EXERCISE GOAL
Copy all the material below, exactly as it stands.
Start of THE INPUT
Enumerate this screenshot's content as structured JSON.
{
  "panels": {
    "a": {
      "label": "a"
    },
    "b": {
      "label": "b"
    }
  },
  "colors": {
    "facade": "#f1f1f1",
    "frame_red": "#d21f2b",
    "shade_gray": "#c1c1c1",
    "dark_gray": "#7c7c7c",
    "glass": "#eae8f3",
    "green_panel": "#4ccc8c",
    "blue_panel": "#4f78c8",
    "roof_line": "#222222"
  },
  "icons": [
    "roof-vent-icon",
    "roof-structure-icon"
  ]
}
End of THE INPUT
RESPONSE
Enumerate this screenshot's content as structured JSON.
{
  "panels": {
    "a": {
      "label": "a"
    },
    "b": {
      "label": "b"
    }
  },
  "colors": {
    "facade": "#f1f1f1",
    "frame_red": "#d21f2b",
    "shade_gray": "#c1c1c1",
    "dark_gray": "#7c7c7c",
    "glass": "#eae8f3",
    "green_panel": "#4ccc8c",
    "blue_panel": "#4f78c8",
    "roof_line": "#222222"
  },
  "icons": [
    "roof-vent-icon",
    "roof-structure-icon"
  ]
}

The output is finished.